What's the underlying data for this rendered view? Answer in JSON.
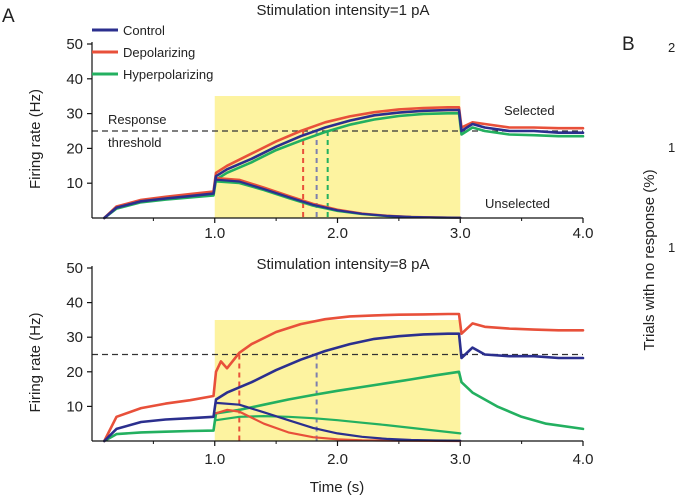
{
  "panels": {
    "a": "A",
    "b": "B"
  },
  "colors": {
    "control": "#2b2f8e",
    "depolarizing": "#e8503a",
    "hyperpolarizing": "#23b060",
    "stim_window": "#fdf3a0",
    "threshold": "#333333"
  },
  "legend": [
    {
      "label": "Control",
      "color": "#2b2f8e"
    },
    {
      "label": "Depolarizing",
      "color": "#e8503a"
    },
    {
      "label": "Hyperpolarizing",
      "color": "#23b060"
    }
  ],
  "annotations": {
    "response_threshold_1": "Response",
    "response_threshold_2": "threshold",
    "selected": "Selected",
    "unselected": "Unselected"
  },
  "panel_b_partial": {
    "ylabel": "Trials with no response (%)",
    "tick_top": "2",
    "tick_mid1": "1",
    "tick_mid2": "1"
  },
  "chart_data": [
    {
      "type": "line",
      "title": "Stimulation intensity=1 pA",
      "xlabel": "",
      "ylabel": "Firing rate (Hz)",
      "xlim": [
        0,
        4
      ],
      "ylim": [
        0,
        50
      ],
      "xticks": [
        "1.0",
        "2.0",
        "3.0",
        "4.0"
      ],
      "yticks": [
        "10",
        "20",
        "30",
        "40",
        "50"
      ],
      "stimulus_window": [
        1.0,
        3.0
      ],
      "threshold": 25,
      "crossings": [
        {
          "series": "Depolarizing",
          "x": 1.72
        },
        {
          "series": "Control",
          "x": 1.83
        },
        {
          "series": "Hyperpolarizing",
          "x": 1.92
        }
      ],
      "series": [
        {
          "name": "Control",
          "group": "selected",
          "x": [
            0.1,
            0.2,
            0.4,
            0.6,
            0.8,
            0.99,
            1.01,
            1.1,
            1.3,
            1.5,
            1.7,
            1.9,
            2.1,
            2.3,
            2.5,
            2.7,
            2.9,
            2.99,
            3.01,
            3.1,
            3.2,
            3.4,
            3.6,
            3.8,
            4.0
          ],
          "y": [
            0,
            3,
            4.8,
            5.6,
            6.3,
            7.0,
            12,
            14,
            17,
            20.5,
            23.5,
            26,
            28,
            29.5,
            30.3,
            30.8,
            31,
            31,
            25,
            27,
            26,
            25,
            25,
            24.5,
            24.5
          ]
        },
        {
          "name": "Depolarizing",
          "group": "selected",
          "x": [
            0.1,
            0.2,
            0.4,
            0.6,
            0.8,
            0.99,
            1.01,
            1.1,
            1.3,
            1.5,
            1.7,
            1.9,
            2.1,
            2.3,
            2.5,
            2.7,
            2.9,
            2.99,
            3.01,
            3.1,
            3.2,
            3.4,
            3.6,
            3.8,
            4.0
          ],
          "y": [
            0,
            3.3,
            5.2,
            6.1,
            6.9,
            7.6,
            13,
            15,
            18.5,
            22,
            25,
            27.5,
            29.2,
            30.4,
            31.2,
            31.6,
            31.8,
            31.8,
            26,
            27.5,
            27,
            26,
            26,
            25.8,
            25.8
          ]
        },
        {
          "name": "Hyperpolarizing",
          "group": "selected",
          "x": [
            0.1,
            0.2,
            0.4,
            0.6,
            0.8,
            0.99,
            1.01,
            1.1,
            1.3,
            1.5,
            1.7,
            1.9,
            2.1,
            2.3,
            2.5,
            2.7,
            2.9,
            2.99,
            3.01,
            3.1,
            3.2,
            3.4,
            3.6,
            3.8,
            4.0
          ],
          "y": [
            0,
            2.7,
            4.5,
            5.3,
            5.9,
            6.5,
            11,
            13,
            16,
            19.5,
            22.2,
            24.7,
            26.8,
            28.3,
            29.3,
            29.9,
            30.1,
            30.1,
            24,
            26,
            25,
            24,
            23.8,
            23.5,
            23.5
          ]
        },
        {
          "name": "Control",
          "group": "unselected",
          "x": [
            1.01,
            1.2,
            1.4,
            1.6,
            1.8,
            2.0,
            2.2,
            2.4,
            2.6,
            2.8,
            3.0
          ],
          "y": [
            11,
            10.5,
            8.3,
            6,
            3.8,
            2.2,
            1.2,
            0.6,
            0.3,
            0.15,
            0.1
          ]
        },
        {
          "name": "Depolarizing",
          "group": "unselected",
          "x": [
            1.01,
            1.2,
            1.4,
            1.6,
            1.8,
            2.0,
            2.2,
            2.4,
            2.6,
            2.8,
            3.0
          ],
          "y": [
            11.5,
            11,
            8.8,
            6.4,
            4.1,
            2.4,
            1.3,
            0.7,
            0.35,
            0.18,
            0.1
          ]
        },
        {
          "name": "Hyperpolarizing",
          "group": "unselected",
          "x": [
            1.01,
            1.2,
            1.4,
            1.6,
            1.8,
            2.0,
            2.2,
            2.4,
            2.6,
            2.8,
            3.0
          ],
          "y": [
            10.5,
            10,
            8,
            5.7,
            3.5,
            2.0,
            1.1,
            0.55,
            0.28,
            0.14,
            0.1
          ]
        }
      ]
    },
    {
      "type": "line",
      "title": "Stimulation intensity=8 pA",
      "xlabel": "Time (s)",
      "ylabel": "Firing rate (Hz)",
      "xlim": [
        0,
        4
      ],
      "ylim": [
        0,
        50
      ],
      "xticks": [
        "1.0",
        "2.0",
        "3.0",
        "4.0"
      ],
      "yticks": [
        "10",
        "20",
        "30",
        "40",
        "50"
      ],
      "stimulus_window": [
        1.0,
        3.0
      ],
      "threshold": 25,
      "crossings": [
        {
          "series": "Depolarizing",
          "x": 1.2
        },
        {
          "series": "Control",
          "x": 1.83
        }
      ],
      "series": [
        {
          "name": "Control",
          "group": "selected",
          "x": [
            0.1,
            0.2,
            0.4,
            0.6,
            0.8,
            0.99,
            1.01,
            1.1,
            1.3,
            1.5,
            1.7,
            1.9,
            2.1,
            2.3,
            2.5,
            2.7,
            2.9,
            2.99,
            3.01,
            3.1,
            3.2,
            3.4,
            3.6,
            3.8,
            4.0
          ],
          "y": [
            0,
            3.5,
            5.5,
            6.2,
            6.6,
            7,
            12,
            14,
            17,
            20.5,
            23.5,
            26,
            28,
            29.5,
            30.3,
            30.8,
            31,
            31,
            24,
            27,
            25,
            24.5,
            24.5,
            24,
            24
          ]
        },
        {
          "name": "Depolarizing",
          "group": "selected",
          "x": [
            0.1,
            0.2,
            0.4,
            0.6,
            0.8,
            0.99,
            1.01,
            1.05,
            1.1,
            1.2,
            1.3,
            1.5,
            1.7,
            1.9,
            2.1,
            2.3,
            2.5,
            2.7,
            2.9,
            2.99,
            3.01,
            3.1,
            3.2,
            3.4,
            3.6,
            3.8,
            4.0
          ],
          "y": [
            0,
            7,
            9.5,
            10.8,
            11.8,
            13,
            20,
            23,
            21,
            25.5,
            28,
            31.5,
            33.8,
            35.2,
            36,
            36.3,
            36.5,
            36.6,
            36.7,
            36.7,
            31,
            34,
            33,
            32.5,
            32.2,
            32,
            32
          ]
        },
        {
          "name": "Hyperpolarizing",
          "group": "selected",
          "x": [
            0.1,
            0.2,
            0.4,
            0.6,
            0.8,
            0.99,
            1.01,
            1.2,
            1.4,
            1.6,
            1.8,
            2.0,
            2.2,
            2.4,
            2.6,
            2.8,
            2.99,
            3.01,
            3.1,
            3.3,
            3.5,
            3.7,
            4.0
          ],
          "y": [
            0,
            2,
            2.5,
            2.7,
            2.9,
            3,
            8,
            9,
            10.5,
            12,
            13.3,
            14.5,
            15.6,
            16.7,
            17.8,
            19,
            20,
            17,
            14,
            10,
            7,
            5,
            3.5
          ]
        },
        {
          "name": "Control",
          "group": "unselected",
          "x": [
            1.01,
            1.2,
            1.4,
            1.6,
            1.8,
            2.0,
            2.2,
            2.4,
            2.6,
            2.8,
            3.0
          ],
          "y": [
            11,
            10.5,
            8.3,
            6,
            3.8,
            2.2,
            1.2,
            0.6,
            0.3,
            0.15,
            0.1
          ]
        },
        {
          "name": "Depolarizing",
          "group": "unselected",
          "x": [
            1.01,
            1.1,
            1.2,
            1.4,
            1.6,
            1.8,
            2.0,
            2.2,
            2.5,
            3.0
          ],
          "y": [
            8,
            9,
            8.5,
            5,
            2.5,
            1.1,
            0.5,
            0.2,
            0.1,
            0
          ]
        },
        {
          "name": "Hyperpolarizing",
          "group": "unselected",
          "x": [
            1.01,
            1.2,
            1.4,
            1.6,
            1.8,
            2.0,
            2.2,
            2.4,
            2.6,
            2.8,
            3.0
          ],
          "y": [
            6,
            7,
            7.2,
            7,
            6.6,
            6,
            5.3,
            4.6,
            3.8,
            3,
            2.2
          ]
        }
      ]
    }
  ]
}
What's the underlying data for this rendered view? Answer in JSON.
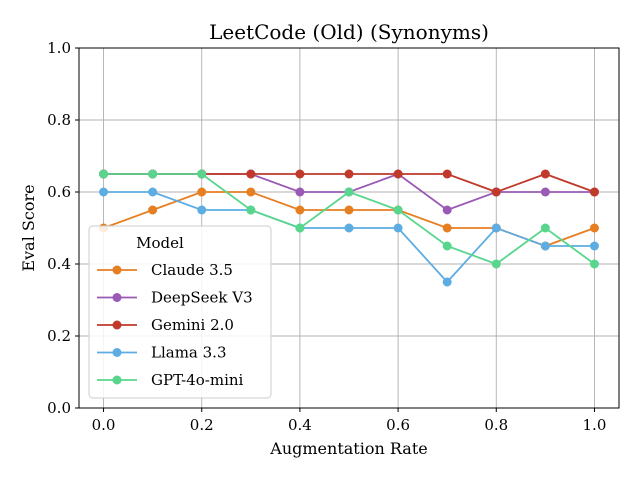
{
  "chart_data": {
    "type": "line",
    "title": "LeetCode (Old) (Synonyms)",
    "xlabel": "Augmentation Rate",
    "ylabel": "Eval Score",
    "x": [
      0.0,
      0.1,
      0.2,
      0.3,
      0.4,
      0.5,
      0.6,
      0.7,
      0.8,
      0.9,
      1.0
    ],
    "xlim": [
      -0.05,
      1.05
    ],
    "ylim": [
      0.0,
      1.0
    ],
    "xticks": [
      "0.0",
      "0.2",
      "0.4",
      "0.6",
      "0.8",
      "1.0"
    ],
    "yticks": [
      "0.0",
      "0.2",
      "0.4",
      "0.6",
      "0.8",
      "1.0"
    ],
    "grid": true,
    "legend": {
      "title": "Model",
      "placement": "lower-left"
    },
    "series": [
      {
        "name": "Claude 3.5",
        "color": "#e67e22",
        "values": [
          0.5,
          0.55,
          0.6,
          0.6,
          0.55,
          0.55,
          0.55,
          0.5,
          0.5,
          0.45,
          0.5
        ]
      },
      {
        "name": "DeepSeek V3",
        "color": "#9b59b6",
        "values": [
          0.65,
          0.65,
          0.65,
          0.65,
          0.6,
          0.6,
          0.65,
          0.55,
          0.6,
          0.6,
          0.6
        ]
      },
      {
        "name": "Gemini 2.0",
        "color": "#c0392b",
        "values": [
          0.65,
          0.65,
          0.65,
          0.65,
          0.65,
          0.65,
          0.65,
          0.65,
          0.6,
          0.65,
          0.6
        ]
      },
      {
        "name": "Llama 3.3",
        "color": "#5dade2",
        "values": [
          0.6,
          0.6,
          0.55,
          0.55,
          0.5,
          0.5,
          0.5,
          0.35,
          0.5,
          0.45,
          0.45
        ]
      },
      {
        "name": "GPT-4o-mini",
        "color": "#58d68d",
        "values": [
          0.65,
          0.65,
          0.65,
          0.55,
          0.5,
          0.6,
          0.55,
          0.45,
          0.4,
          0.5,
          0.4
        ]
      }
    ]
  }
}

━━━━━━━━

- [Description of the task]: Search the preceding listing for the word "ylabel" and pull out every line that holds it.

- [Result for this task]:
    "ylabel": "Trials with no response (%)",
      "ylabel": "Firing rate (Hz)",
      "ylabel": "Firing rate (Hz)",
    "ylabel": "Eval Score",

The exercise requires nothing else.